**Task goal:** For the material that follows, list every line containing the word "source".

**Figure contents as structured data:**
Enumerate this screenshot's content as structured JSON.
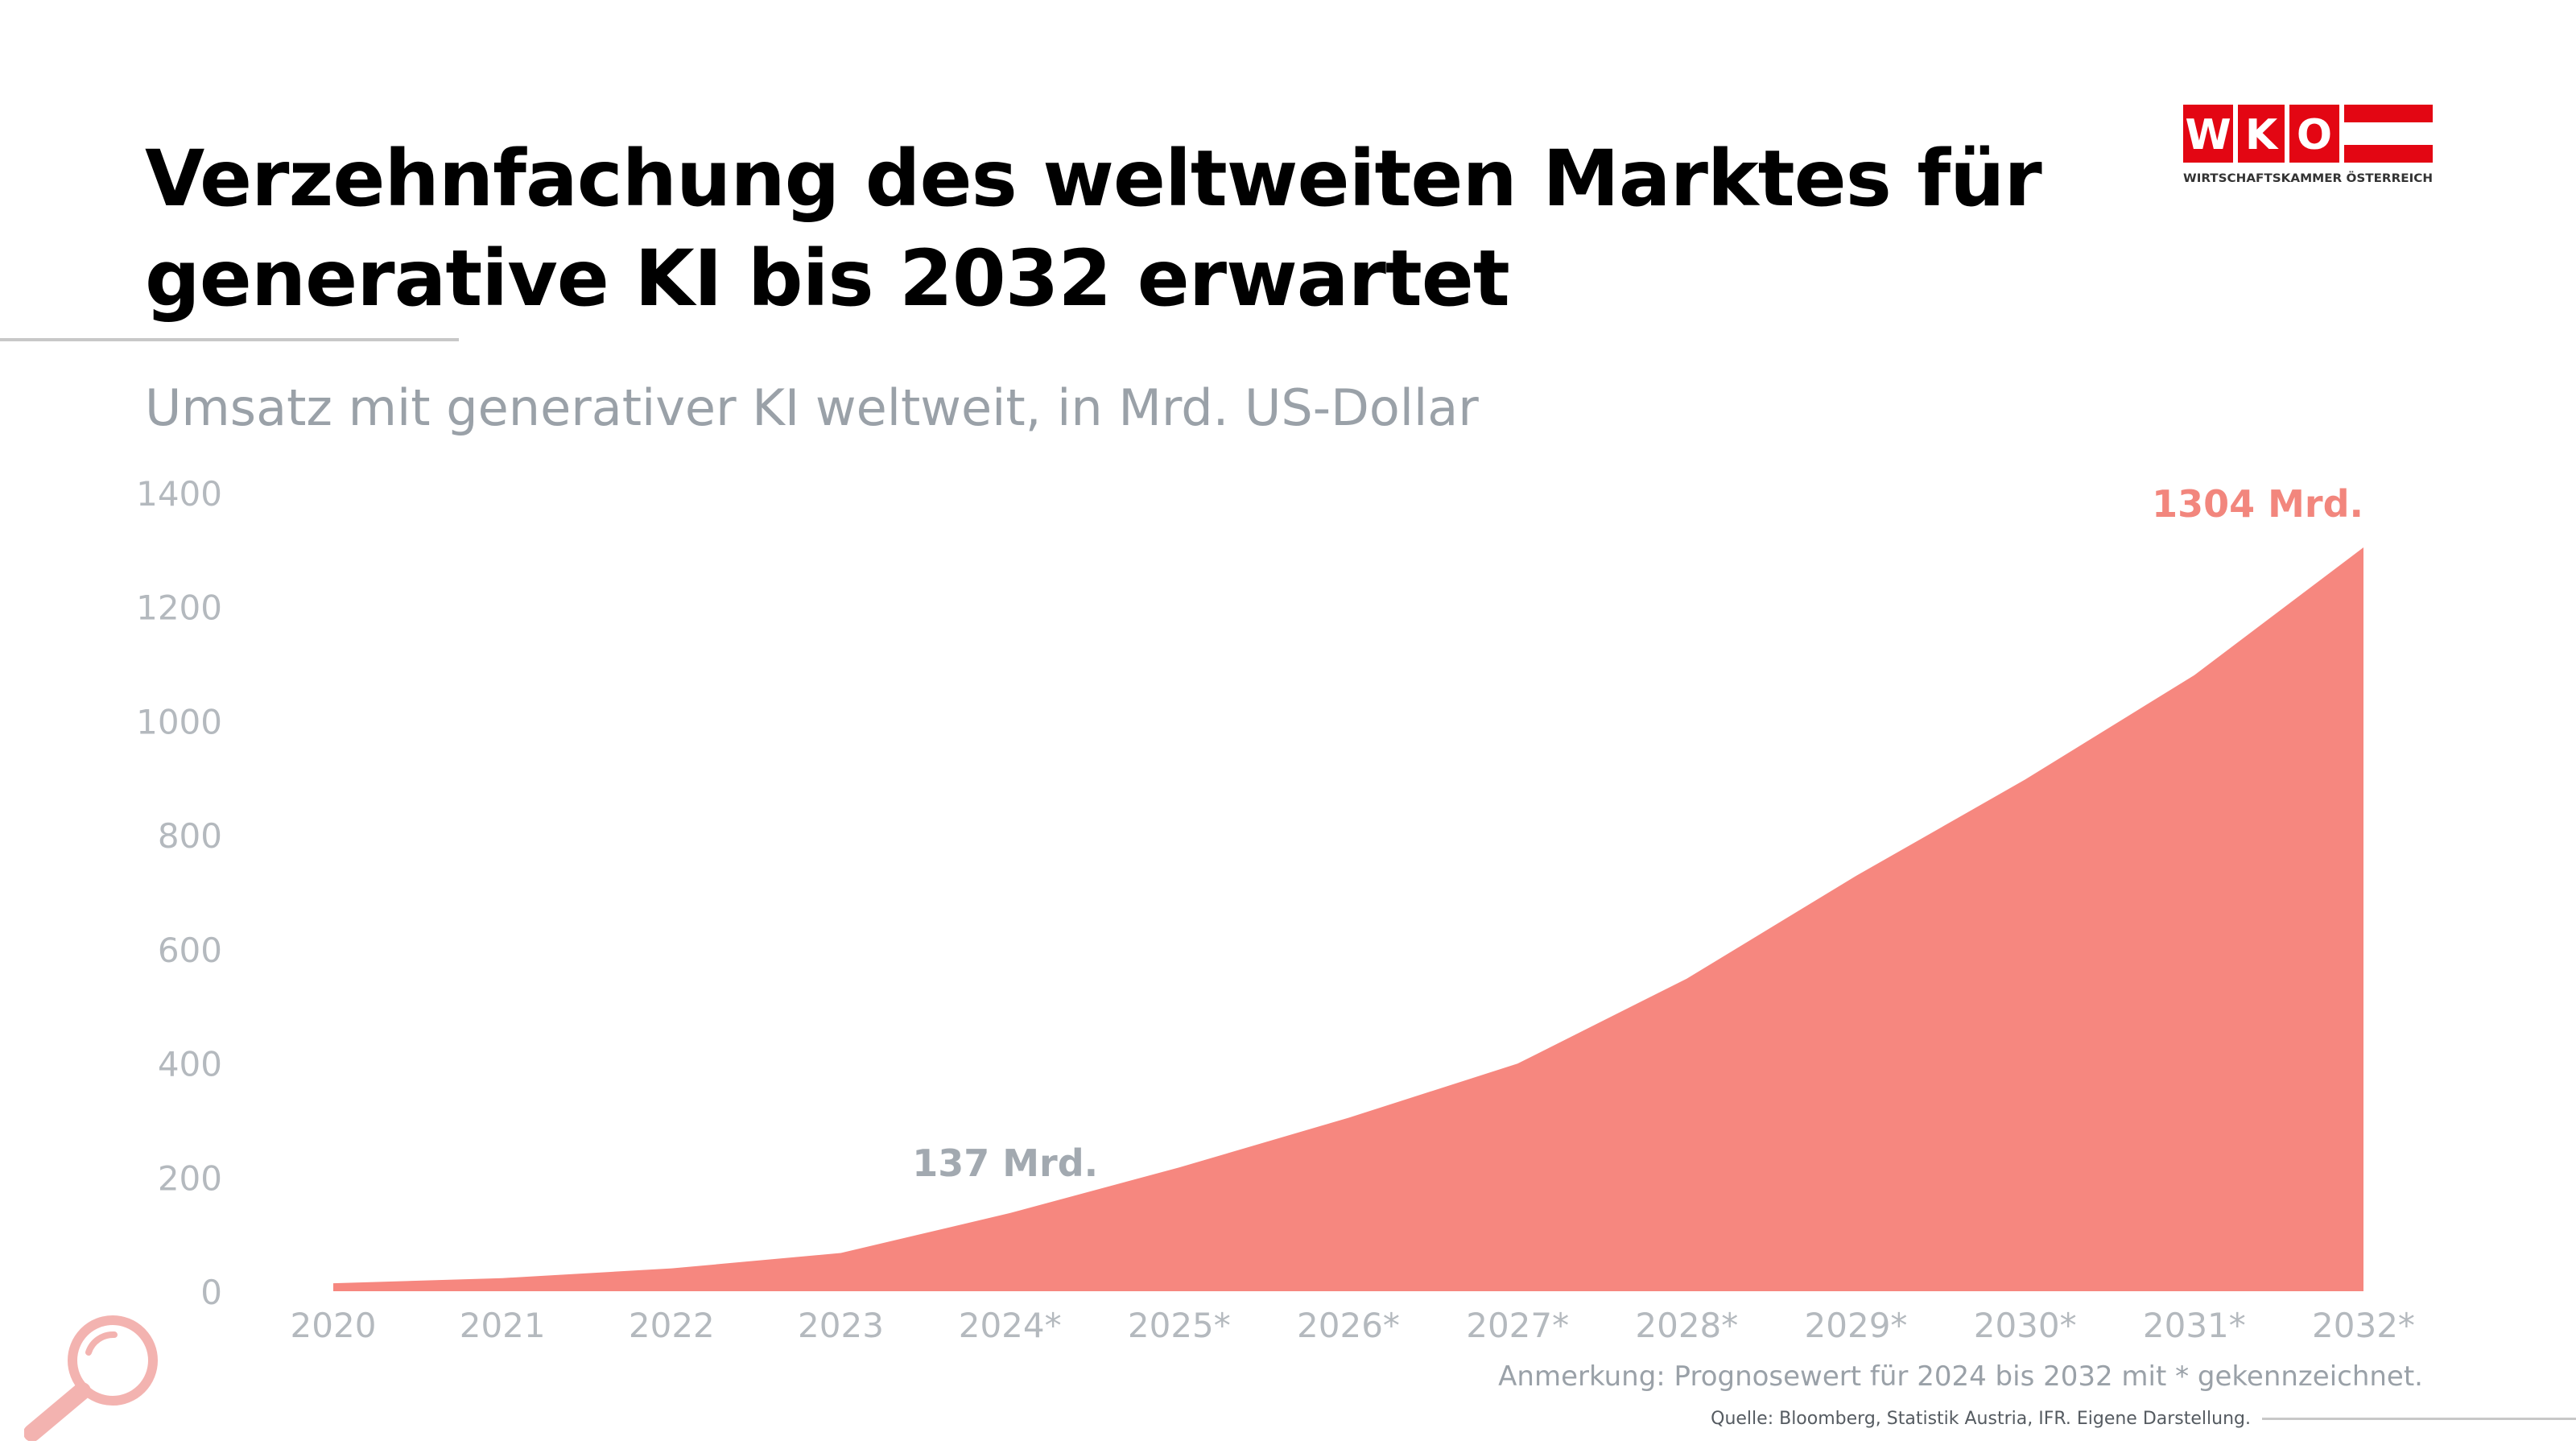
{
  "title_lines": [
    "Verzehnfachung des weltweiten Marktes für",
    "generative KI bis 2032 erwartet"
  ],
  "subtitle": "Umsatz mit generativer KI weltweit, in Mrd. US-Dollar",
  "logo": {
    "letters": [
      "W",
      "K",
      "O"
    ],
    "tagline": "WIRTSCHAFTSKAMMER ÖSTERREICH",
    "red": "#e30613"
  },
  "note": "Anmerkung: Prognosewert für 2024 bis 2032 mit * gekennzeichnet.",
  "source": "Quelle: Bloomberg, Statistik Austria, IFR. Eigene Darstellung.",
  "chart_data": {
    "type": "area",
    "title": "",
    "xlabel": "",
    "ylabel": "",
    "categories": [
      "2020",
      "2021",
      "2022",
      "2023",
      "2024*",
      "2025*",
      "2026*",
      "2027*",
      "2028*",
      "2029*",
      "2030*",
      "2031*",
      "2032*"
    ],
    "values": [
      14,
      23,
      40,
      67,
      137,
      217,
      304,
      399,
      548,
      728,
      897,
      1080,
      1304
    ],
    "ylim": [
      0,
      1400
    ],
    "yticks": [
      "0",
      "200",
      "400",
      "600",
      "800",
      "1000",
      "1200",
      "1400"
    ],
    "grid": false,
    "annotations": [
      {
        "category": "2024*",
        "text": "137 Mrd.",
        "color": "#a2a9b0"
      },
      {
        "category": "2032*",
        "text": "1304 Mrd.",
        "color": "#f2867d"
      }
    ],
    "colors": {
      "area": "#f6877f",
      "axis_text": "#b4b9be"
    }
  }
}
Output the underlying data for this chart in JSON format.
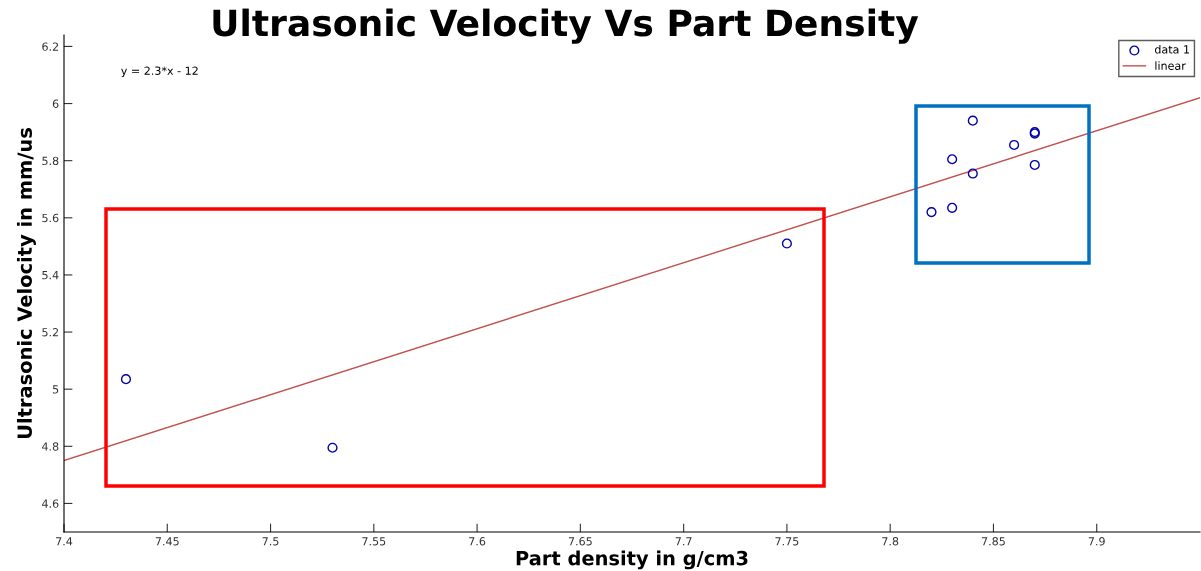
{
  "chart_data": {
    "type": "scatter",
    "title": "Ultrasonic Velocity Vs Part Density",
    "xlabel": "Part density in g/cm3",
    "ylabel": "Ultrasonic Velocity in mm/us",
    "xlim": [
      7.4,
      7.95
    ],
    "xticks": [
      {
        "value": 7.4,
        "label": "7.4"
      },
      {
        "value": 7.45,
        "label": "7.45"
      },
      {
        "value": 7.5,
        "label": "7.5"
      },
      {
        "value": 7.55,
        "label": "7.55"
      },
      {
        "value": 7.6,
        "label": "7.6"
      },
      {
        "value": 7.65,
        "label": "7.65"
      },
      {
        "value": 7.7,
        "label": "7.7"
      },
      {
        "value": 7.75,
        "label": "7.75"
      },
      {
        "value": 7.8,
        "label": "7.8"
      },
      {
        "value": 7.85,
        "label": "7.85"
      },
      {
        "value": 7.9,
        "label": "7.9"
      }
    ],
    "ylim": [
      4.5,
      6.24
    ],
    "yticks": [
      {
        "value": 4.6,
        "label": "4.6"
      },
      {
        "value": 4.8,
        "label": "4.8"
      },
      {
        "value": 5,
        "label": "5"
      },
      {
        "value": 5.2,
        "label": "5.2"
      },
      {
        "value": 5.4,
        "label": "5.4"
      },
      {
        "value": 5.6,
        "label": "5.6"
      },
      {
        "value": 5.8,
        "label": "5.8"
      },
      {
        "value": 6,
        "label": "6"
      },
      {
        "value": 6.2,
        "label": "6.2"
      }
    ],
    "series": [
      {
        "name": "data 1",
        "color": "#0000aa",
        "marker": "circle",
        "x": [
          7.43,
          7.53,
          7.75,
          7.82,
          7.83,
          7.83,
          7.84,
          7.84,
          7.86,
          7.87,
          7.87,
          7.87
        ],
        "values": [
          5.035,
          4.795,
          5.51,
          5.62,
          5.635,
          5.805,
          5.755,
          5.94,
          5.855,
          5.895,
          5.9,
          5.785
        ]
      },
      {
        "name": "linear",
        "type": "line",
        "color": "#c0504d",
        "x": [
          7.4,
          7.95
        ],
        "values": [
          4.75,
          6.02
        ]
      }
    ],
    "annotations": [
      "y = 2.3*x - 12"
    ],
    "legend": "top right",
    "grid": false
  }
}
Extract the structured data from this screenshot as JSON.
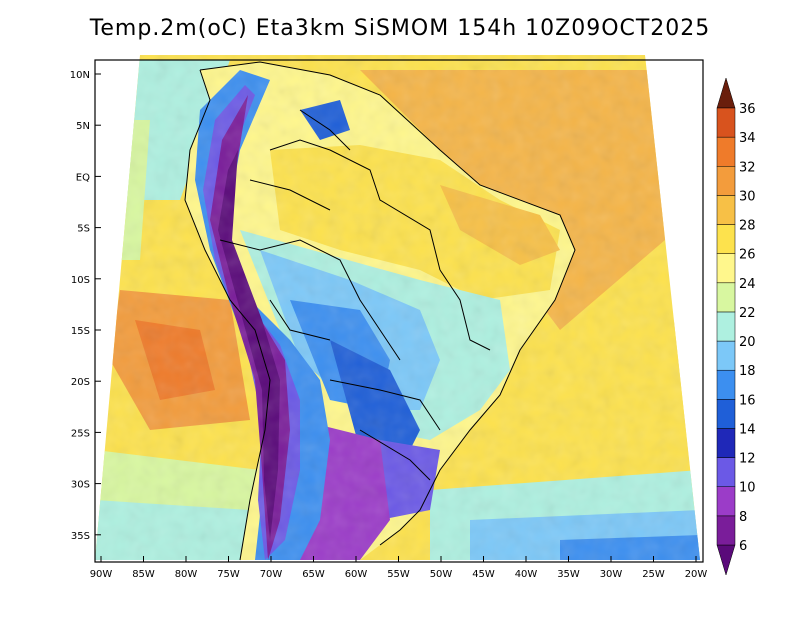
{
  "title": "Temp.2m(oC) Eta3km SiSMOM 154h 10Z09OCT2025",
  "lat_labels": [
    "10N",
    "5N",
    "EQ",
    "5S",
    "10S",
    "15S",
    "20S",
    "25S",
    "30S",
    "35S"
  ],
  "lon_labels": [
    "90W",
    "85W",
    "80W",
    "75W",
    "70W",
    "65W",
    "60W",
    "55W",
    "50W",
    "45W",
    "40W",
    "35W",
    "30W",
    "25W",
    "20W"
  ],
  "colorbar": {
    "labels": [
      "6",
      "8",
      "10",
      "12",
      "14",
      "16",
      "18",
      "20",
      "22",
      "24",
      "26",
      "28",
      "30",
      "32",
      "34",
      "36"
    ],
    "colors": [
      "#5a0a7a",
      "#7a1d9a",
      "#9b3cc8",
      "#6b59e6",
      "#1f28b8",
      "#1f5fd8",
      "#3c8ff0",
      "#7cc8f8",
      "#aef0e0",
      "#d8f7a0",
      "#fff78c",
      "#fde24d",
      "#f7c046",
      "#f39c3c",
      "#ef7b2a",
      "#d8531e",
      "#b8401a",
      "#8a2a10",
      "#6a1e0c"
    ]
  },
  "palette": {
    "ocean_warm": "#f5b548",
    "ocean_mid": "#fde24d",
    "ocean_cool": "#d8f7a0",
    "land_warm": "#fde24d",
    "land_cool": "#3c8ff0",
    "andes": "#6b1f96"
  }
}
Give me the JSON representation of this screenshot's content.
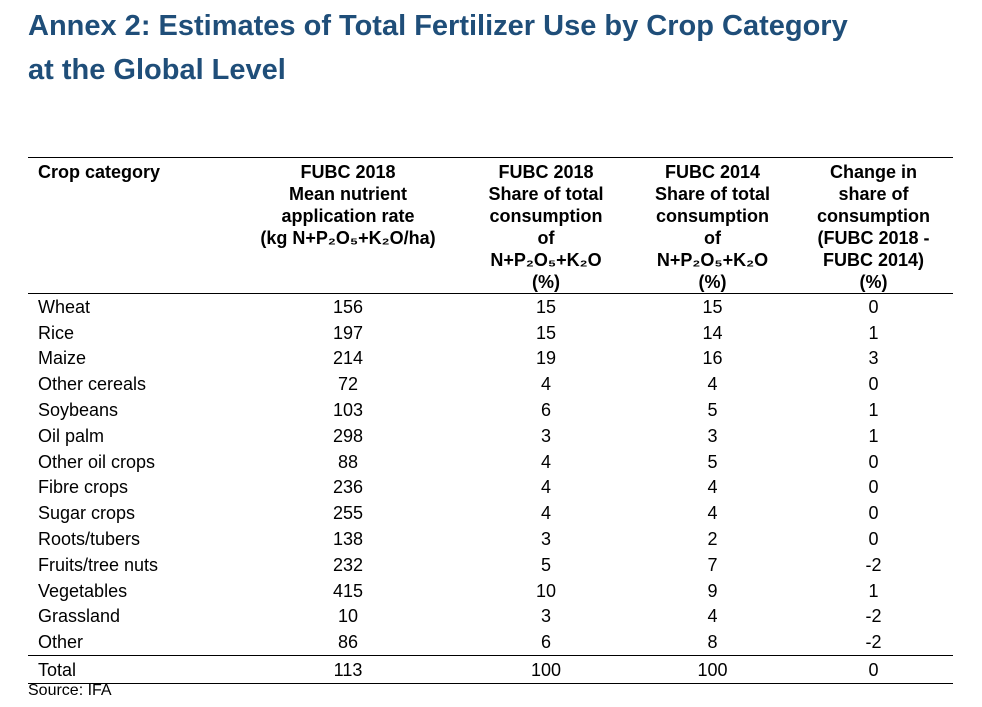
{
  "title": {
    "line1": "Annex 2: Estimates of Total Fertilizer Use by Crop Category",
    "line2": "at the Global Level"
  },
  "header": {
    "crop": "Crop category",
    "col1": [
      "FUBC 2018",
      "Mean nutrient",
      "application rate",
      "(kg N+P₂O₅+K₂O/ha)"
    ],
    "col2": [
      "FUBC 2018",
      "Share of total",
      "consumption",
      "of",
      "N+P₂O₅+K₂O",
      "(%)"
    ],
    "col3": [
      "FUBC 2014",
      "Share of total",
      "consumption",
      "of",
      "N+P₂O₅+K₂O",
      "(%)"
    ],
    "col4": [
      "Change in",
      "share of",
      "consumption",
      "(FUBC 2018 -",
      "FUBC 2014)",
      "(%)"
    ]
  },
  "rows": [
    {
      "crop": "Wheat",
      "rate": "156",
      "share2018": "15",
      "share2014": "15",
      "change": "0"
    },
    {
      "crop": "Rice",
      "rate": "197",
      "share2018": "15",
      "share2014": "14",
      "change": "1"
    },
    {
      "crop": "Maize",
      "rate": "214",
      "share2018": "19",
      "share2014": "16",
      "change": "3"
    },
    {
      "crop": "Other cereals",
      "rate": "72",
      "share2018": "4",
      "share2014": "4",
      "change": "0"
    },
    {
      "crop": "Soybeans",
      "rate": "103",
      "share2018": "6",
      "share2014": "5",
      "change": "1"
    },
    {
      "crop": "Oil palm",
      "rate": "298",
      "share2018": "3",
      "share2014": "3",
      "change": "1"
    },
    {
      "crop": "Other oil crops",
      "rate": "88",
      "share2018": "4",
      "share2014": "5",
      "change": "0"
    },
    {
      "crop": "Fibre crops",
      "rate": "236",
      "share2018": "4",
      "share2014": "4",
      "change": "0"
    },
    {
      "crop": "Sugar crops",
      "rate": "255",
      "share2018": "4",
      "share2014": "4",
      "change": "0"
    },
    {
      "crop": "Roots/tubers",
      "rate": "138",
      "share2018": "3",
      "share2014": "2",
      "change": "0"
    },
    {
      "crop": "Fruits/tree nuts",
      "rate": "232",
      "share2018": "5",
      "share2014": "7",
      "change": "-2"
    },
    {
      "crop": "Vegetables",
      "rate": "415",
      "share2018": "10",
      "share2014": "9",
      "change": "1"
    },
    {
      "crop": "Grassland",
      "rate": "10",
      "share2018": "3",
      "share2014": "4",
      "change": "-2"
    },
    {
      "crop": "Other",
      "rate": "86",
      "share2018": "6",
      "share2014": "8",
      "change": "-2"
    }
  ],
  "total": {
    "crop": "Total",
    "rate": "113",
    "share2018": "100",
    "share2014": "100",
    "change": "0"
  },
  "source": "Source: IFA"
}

**Exercise output:**
  "source": "Quelle: Bloomberg, Statistik Austria, IFR. Eigene Darstellung.",
  "source": "Source: IFA"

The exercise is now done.